_What the task asks_
Each line of the listing that contains the word "document" is to be copied.

(Dataset items)
******************************

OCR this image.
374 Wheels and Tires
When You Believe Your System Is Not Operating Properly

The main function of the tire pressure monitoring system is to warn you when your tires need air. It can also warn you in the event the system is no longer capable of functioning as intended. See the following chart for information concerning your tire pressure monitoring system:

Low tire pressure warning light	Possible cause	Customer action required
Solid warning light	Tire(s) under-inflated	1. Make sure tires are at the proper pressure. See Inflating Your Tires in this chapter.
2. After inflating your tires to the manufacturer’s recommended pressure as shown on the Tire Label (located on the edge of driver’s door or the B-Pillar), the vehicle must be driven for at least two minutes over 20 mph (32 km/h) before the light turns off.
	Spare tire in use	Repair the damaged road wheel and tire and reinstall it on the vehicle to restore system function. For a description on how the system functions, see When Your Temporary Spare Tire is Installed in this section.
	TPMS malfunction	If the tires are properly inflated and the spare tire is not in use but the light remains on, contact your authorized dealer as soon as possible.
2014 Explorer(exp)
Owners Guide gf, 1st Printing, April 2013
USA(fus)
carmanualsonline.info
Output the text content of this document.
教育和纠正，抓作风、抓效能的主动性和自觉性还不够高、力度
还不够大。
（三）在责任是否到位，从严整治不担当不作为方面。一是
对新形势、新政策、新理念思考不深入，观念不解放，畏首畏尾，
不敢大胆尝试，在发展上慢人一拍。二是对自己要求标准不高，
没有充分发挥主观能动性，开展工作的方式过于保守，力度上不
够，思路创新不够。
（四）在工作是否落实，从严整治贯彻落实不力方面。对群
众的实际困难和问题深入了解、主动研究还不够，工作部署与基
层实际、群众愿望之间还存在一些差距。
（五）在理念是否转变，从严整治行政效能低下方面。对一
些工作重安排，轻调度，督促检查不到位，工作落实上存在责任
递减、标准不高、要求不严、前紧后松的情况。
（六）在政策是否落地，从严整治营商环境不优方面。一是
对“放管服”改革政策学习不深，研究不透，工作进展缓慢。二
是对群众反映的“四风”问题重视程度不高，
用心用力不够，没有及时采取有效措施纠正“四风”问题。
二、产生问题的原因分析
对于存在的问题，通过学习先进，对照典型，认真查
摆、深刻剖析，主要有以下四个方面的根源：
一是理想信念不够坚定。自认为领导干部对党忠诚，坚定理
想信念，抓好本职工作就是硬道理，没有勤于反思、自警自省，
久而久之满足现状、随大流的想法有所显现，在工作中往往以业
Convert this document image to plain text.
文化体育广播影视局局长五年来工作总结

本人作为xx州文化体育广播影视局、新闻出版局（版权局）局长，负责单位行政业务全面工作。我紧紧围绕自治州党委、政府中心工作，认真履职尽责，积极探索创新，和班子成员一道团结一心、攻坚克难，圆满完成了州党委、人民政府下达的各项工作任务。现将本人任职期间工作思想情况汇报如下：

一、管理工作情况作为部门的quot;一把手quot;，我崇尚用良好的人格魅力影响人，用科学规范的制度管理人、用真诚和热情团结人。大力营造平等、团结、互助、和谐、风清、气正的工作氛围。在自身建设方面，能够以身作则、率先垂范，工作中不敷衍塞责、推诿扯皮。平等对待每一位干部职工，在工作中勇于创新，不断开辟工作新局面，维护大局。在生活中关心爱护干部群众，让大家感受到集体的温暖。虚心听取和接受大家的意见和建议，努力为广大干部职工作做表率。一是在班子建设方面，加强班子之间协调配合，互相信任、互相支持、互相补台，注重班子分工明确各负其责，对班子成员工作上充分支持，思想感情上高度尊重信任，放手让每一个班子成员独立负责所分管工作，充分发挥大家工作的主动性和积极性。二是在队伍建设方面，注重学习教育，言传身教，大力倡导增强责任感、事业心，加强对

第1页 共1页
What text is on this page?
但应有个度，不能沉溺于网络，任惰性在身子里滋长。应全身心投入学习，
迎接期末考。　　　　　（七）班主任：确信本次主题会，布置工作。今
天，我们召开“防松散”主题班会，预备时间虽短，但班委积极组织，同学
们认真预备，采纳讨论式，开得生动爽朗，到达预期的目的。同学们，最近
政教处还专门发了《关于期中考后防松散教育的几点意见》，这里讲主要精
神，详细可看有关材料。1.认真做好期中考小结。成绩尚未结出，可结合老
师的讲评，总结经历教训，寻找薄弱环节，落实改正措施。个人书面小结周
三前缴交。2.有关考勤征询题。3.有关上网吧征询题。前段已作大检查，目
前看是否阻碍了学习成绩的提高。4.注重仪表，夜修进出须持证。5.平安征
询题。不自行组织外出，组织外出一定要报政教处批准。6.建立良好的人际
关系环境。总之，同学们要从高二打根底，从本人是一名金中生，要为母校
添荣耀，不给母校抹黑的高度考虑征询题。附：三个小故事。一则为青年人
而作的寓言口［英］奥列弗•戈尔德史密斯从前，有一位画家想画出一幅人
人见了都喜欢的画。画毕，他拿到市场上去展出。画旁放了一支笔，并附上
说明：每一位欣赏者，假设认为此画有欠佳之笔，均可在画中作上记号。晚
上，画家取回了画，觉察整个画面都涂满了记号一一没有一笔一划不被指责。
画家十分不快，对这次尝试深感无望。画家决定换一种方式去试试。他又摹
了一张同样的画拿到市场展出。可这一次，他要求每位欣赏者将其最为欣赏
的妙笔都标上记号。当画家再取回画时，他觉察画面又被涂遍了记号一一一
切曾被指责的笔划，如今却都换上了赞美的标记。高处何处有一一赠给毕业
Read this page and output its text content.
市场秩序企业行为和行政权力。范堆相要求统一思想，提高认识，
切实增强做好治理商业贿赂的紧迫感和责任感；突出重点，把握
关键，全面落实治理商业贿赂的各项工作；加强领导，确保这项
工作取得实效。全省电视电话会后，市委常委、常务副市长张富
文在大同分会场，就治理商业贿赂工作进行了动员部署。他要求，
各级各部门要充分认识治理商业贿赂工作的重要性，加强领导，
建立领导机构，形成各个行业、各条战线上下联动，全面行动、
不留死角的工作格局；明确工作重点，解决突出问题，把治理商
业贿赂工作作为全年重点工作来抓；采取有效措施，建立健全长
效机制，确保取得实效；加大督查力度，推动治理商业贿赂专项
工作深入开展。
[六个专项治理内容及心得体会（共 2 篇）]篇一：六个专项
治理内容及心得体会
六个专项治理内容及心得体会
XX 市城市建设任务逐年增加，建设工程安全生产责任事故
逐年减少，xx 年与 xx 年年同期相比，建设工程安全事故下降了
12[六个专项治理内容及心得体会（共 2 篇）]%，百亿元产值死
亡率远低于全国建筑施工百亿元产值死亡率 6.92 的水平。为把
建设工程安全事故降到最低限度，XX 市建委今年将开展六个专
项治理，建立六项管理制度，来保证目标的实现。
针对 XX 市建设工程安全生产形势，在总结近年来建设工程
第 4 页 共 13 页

******************************

_Answer below_
Output the text content of this document.
Convert this document image to plain text.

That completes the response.